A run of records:
+ + + +
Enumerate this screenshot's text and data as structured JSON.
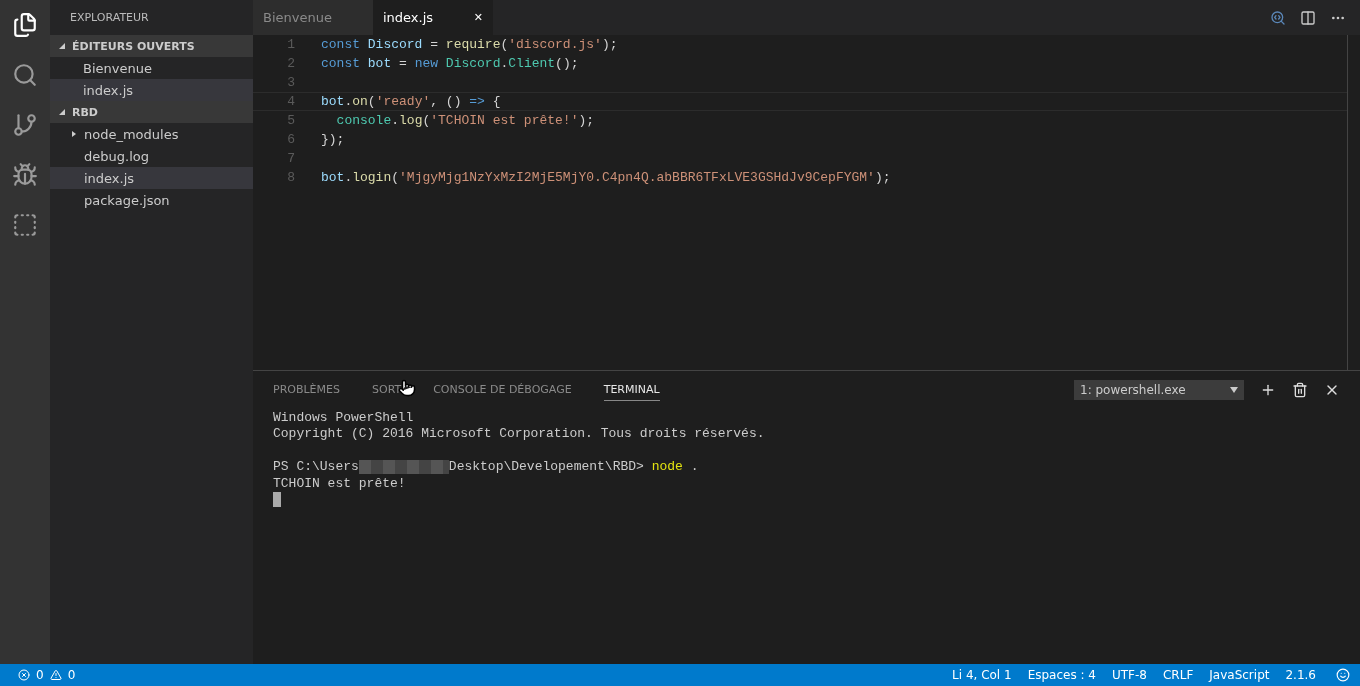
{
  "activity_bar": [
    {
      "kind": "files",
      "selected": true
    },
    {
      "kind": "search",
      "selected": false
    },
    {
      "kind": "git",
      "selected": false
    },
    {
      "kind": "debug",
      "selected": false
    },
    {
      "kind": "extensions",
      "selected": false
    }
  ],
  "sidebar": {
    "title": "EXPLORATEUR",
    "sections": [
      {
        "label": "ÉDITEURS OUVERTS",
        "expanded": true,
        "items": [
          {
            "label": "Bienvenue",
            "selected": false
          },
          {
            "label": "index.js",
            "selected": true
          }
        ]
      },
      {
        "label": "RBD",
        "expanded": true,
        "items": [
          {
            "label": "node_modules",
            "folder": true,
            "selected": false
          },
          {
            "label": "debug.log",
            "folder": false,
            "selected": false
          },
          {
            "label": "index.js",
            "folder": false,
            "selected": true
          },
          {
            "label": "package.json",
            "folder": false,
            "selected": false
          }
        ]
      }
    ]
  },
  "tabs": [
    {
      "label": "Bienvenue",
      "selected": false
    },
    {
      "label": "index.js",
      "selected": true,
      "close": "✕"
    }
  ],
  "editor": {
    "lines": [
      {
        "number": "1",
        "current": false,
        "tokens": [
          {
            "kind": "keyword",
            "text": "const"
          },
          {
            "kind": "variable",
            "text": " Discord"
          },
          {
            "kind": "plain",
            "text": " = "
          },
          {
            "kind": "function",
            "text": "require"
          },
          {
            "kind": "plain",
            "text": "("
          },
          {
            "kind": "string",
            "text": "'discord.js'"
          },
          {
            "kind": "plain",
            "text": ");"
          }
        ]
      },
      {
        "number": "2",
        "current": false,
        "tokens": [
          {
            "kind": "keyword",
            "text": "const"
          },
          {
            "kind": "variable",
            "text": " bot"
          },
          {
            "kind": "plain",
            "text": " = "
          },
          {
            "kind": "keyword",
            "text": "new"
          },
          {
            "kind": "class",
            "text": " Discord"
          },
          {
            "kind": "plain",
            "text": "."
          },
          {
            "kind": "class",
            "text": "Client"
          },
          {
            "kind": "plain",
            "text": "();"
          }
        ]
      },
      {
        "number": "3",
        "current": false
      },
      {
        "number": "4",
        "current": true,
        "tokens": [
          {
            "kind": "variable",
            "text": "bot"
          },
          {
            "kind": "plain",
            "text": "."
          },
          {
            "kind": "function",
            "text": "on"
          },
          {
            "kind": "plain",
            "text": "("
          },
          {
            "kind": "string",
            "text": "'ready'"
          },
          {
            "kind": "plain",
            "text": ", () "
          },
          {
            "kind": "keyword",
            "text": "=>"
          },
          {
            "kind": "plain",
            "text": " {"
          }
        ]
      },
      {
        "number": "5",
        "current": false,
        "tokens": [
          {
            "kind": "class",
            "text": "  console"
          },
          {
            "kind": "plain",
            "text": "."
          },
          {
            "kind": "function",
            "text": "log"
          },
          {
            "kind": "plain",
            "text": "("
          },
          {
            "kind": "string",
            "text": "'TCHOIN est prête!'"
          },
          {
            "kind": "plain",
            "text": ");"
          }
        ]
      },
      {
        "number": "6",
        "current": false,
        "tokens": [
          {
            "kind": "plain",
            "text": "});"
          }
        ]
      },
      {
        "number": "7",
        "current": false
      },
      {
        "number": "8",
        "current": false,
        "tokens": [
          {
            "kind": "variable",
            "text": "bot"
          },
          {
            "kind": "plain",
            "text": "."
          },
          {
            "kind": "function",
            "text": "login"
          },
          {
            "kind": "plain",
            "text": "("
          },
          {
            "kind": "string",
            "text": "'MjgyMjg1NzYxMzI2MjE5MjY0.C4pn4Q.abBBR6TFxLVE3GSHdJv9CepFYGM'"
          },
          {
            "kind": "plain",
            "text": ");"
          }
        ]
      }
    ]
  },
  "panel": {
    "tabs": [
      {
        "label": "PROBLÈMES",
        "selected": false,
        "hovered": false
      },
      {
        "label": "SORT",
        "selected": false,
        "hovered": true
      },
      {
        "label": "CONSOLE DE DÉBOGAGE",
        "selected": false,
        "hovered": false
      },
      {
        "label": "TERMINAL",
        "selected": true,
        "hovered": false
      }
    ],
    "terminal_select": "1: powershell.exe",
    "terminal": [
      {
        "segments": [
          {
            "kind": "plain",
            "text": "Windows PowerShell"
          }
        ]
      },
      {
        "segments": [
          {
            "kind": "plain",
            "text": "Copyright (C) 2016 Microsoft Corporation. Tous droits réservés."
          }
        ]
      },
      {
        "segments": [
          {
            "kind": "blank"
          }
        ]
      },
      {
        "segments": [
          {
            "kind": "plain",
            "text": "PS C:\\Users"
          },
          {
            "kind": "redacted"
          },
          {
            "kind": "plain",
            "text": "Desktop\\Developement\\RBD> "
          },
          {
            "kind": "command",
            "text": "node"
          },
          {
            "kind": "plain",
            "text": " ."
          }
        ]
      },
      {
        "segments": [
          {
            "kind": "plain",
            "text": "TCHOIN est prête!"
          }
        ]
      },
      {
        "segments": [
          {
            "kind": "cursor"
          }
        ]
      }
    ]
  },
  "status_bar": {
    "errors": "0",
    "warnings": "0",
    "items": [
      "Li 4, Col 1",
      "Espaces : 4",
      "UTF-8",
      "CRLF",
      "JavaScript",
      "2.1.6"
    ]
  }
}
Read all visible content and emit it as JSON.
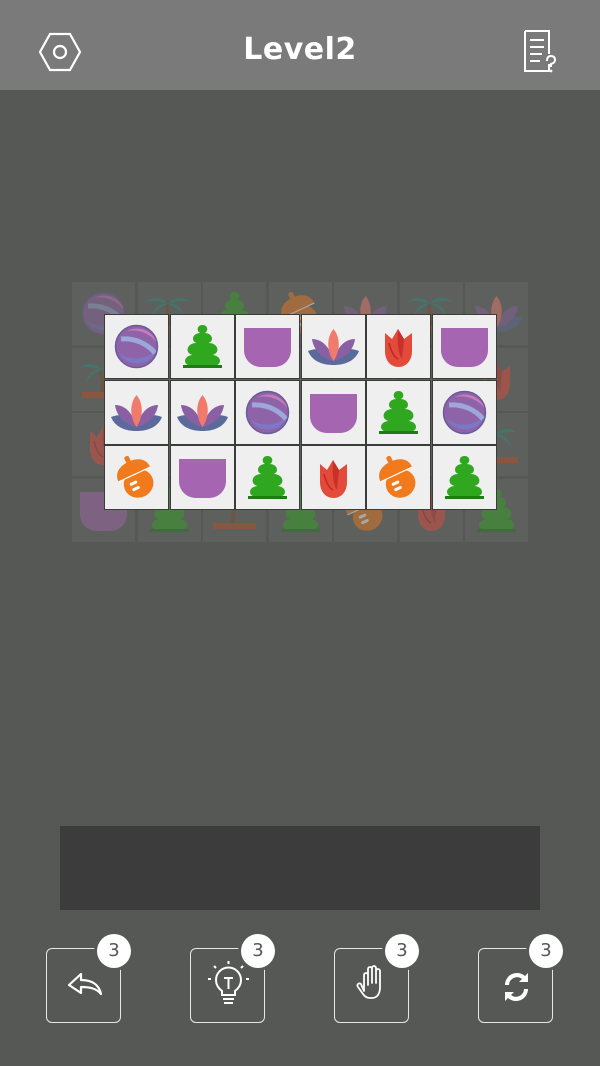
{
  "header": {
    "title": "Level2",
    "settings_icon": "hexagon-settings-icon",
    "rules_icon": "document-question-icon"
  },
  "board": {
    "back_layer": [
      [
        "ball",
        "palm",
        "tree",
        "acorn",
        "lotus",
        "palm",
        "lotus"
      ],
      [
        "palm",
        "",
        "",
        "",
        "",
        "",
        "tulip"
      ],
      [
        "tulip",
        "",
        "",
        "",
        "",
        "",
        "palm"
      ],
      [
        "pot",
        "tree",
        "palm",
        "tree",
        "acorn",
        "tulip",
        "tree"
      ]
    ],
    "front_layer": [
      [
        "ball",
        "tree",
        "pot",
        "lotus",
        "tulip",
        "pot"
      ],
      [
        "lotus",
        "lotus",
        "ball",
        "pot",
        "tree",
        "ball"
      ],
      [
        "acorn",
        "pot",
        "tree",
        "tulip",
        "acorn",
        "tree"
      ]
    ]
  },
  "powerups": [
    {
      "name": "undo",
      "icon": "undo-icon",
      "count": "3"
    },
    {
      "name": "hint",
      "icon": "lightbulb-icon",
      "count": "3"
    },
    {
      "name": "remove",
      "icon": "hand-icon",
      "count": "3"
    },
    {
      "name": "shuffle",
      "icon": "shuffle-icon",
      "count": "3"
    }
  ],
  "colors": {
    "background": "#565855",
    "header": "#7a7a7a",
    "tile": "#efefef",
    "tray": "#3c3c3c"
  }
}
+ + + +
WHAT NEEDS TO BE DONE: Repeat the material above in full and unchanged, minus its images.

TASK RESULT:
Enumerate this screenshot's text and data as structured JSON.
{
  "activity_bar": [
    {
      "kind": "files",
      "selected": true
    },
    {
      "kind": "search",
      "selected": false
    },
    {
      "kind": "git",
      "selected": false
    },
    {
      "kind": "debug",
      "selected": false
    },
    {
      "kind": "extensions",
      "selected": false
    }
  ],
  "sidebar": {
    "title": "EXPLORATEUR",
    "sections": [
      {
        "label": "ÉDITEURS OUVERTS",
        "expanded": true,
        "items": [
          {
            "label": "Bienvenue",
            "selected": false
          },
          {
            "label": "index.js",
            "selected": true
          }
        ]
      },
      {
        "label": "RBD",
        "expanded": true,
        "items": [
          {
            "label": "node_modules",
            "folder": true,
            "selected": false
          },
          {
            "label": "debug.log",
            "folder": false,
            "selected": false
          },
          {
            "label": "index.js",
            "folder": false,
            "selected": true
          },
          {
            "label": "package.json",
            "folder": false,
            "selected": false
          }
        ]
      }
    ]
  },
  "tabs": [
    {
      "label": "Bienvenue",
      "selected": false
    },
    {
      "label": "index.js",
      "selected": true,
      "close": "✕"
    }
  ],
  "editor": {
    "lines": [
      {
        "number": "1",
        "current": false,
        "tokens": [
          {
            "kind": "keyword",
            "text": "const"
          },
          {
            "kind": "variable",
            "text": " Discord"
          },
          {
            "kind": "plain",
            "text": " = "
          },
          {
            "kind": "function",
            "text": "require"
          },
          {
            "kind": "plain",
            "text": "("
          },
          {
            "kind": "string",
            "text": "'discord.js'"
          },
          {
            "kind": "plain",
            "text": ");"
          }
        ]
      },
      {
        "number": "2",
        "current": false,
        "tokens": [
          {
            "kind": "keyword",
            "text": "const"
          },
          {
            "kind": "variable",
            "text": " bot"
          },
          {
            "kind": "plain",
            "text": " = "
          },
          {
            "kind": "keyword",
            "text": "new"
          },
          {
            "kind": "class",
            "text": " Discord"
          },
          {
            "kind": "plain",
            "text": "."
          },
          {
            "kind": "class",
            "text": "Client"
          },
          {
            "kind": "plain",
            "text": "();"
          }
        ]
      },
      {
        "number": "3",
        "current": false
      },
      {
        "number": "4",
        "current": true,
        "tokens": [
          {
            "kind": "variable",
            "text": "bot"
          },
          {
            "kind": "plain",
            "text": "."
          },
          {
            "kind": "function",
            "text": "on"
          },
          {
            "kind": "plain",
            "text": "("
          },
          {
            "kind": "string",
            "text": "'ready'"
          },
          {
            "kind": "plain",
            "text": ", () "
          },
          {
            "kind": "keyword",
            "text": "=>"
          },
          {
            "kind": "plain",
            "text": " {"
          }
        ]
      },
      {
        "number": "5",
        "current": false,
        "tokens": [
          {
            "kind": "class",
            "text": "  console"
          },
          {
            "kind": "plain",
            "text": "."
          },
          {
            "kind": "function",
            "text": "log"
          },
          {
            "kind": "plain",
            "text": "("
          },
          {
            "kind": "string",
            "text": "'TCHOIN est prête!'"
          },
          {
            "kind": "plain",
            "text": ");"
          }
        ]
      },
      {
        "number": "6",
        "current": false,
        "tokens": [
          {
            "kind": "plain",
            "text": "});"
          }
        ]
      },
      {
        "number": "7",
        "current": false
      },
      {
        "number": "8",
        "current": false,
        "tokens": [
          {
            "kind": "variable",
            "text": "bot"
          },
          {
            "kind": "plain",
            "text": "."
          },
          {
            "kind": "function",
            "text": "login"
          },
          {
            "kind": "plain",
            "text": "("
          },
          {
            "kind": "string",
            "text": "'MjgyMjg1NzYxMzI2MjE5MjY0.C4pn4Q.abBBR6TFxLVE3GSHdJv9CepFYGM'"
          },
          {
            "kind": "plain",
            "text": ");"
          }
        ]
      }
    ]
  },
  "panel": {
    "tabs": [
      {
        "label": "PROBLÈMES",
        "selected": false,
        "hovered": false
      },
      {
        "label": "SORT",
        "selected": false,
        "hovered": true
      },
      {
        "label": "CONSOLE DE DÉBOGAGE",
        "selected": false,
        "hovered": false
      },
      {
        "label": "TERMINAL",
        "selected": true,
        "hovered": false
      }
    ],
    "terminal_select": "1: powershell.exe",
    "terminal": [
      {
        "segments": [
          {
            "kind": "plain",
            "text": "Windows PowerShell"
          }
        ]
      },
      {
        "segments": [
          {
            "kind": "plain",
            "text": "Copyright (C) 2016 Microsoft Corporation. Tous droits réservés."
          }
        ]
      },
      {
        "segments": [
          {
            "kind": "blank"
          }
        ]
      },
      {
        "segments": [
          {
            "kind": "plain",
            "text": "PS C:\\Users"
          },
          {
            "kind": "redacted"
          },
          {
            "kind": "plain",
            "text": "Desktop\\Developement\\RBD> "
          },
          {
            "kind": "command",
            "text": "node"
          },
          {
            "kind": "plain",
            "text": " ."
          }
        ]
      },
      {
        "segments": [
          {
            "kind": "plain",
            "text": "TCHOIN est prête!"
          }
        ]
      },
      {
        "segments": [
          {
            "kind": "cursor"
          }
        ]
      }
    ]
  },
  "status_bar": {
    "errors": "0",
    "warnings": "0",
    "items": [
      "Li 4, Col 1",
      "Espaces : 4",
      "UTF-8",
      "CRLF",
      "JavaScript",
      "2.1.6"
    ]
  }
}
Read all visible content and emit it as JSON.
{
  "header": {
    "title": "Level2",
    "settings_icon": "hexagon-settings-icon",
    "rules_icon": "document-question-icon"
  },
  "board": {
    "back_layer": [
      [
        "ball",
        "palm",
        "tree",
        "acorn",
        "lotus",
        "palm",
        "lotus"
      ],
      [
        "palm",
        "",
        "",
        "",
        "",
        "",
        "tulip"
      ],
      [
        "tulip",
        "",
        "",
        "",
        "",
        "",
        "palm"
      ],
      [
        "pot",
        "tree",
        "palm",
        "tree",
        "acorn",
        "tulip",
        "tree"
      ]
    ],
    "front_layer": [
      [
        "ball",
        "tree",
        "pot",
        "lotus",
        "tulip",
        "pot"
      ],
      [
        "lotus",
        "lotus",
        "ball",
        "pot",
        "tree",
        "ball"
      ],
      [
        "acorn",
        "pot",
        "tree",
        "tulip",
        "acorn",
        "tree"
      ]
    ]
  },
  "powerups": [
    {
      "name": "undo",
      "icon": "undo-icon",
      "count": "3"
    },
    {
      "name": "hint",
      "icon": "lightbulb-icon",
      "count": "3"
    },
    {
      "name": "remove",
      "icon": "hand-icon",
      "count": "3"
    },
    {
      "name": "shuffle",
      "icon": "shuffle-icon",
      "count": "3"
    }
  ],
  "colors": {
    "background": "#565855",
    "header": "#7a7a7a",
    "tile": "#efefef",
    "tray": "#3c3c3c"
  }
}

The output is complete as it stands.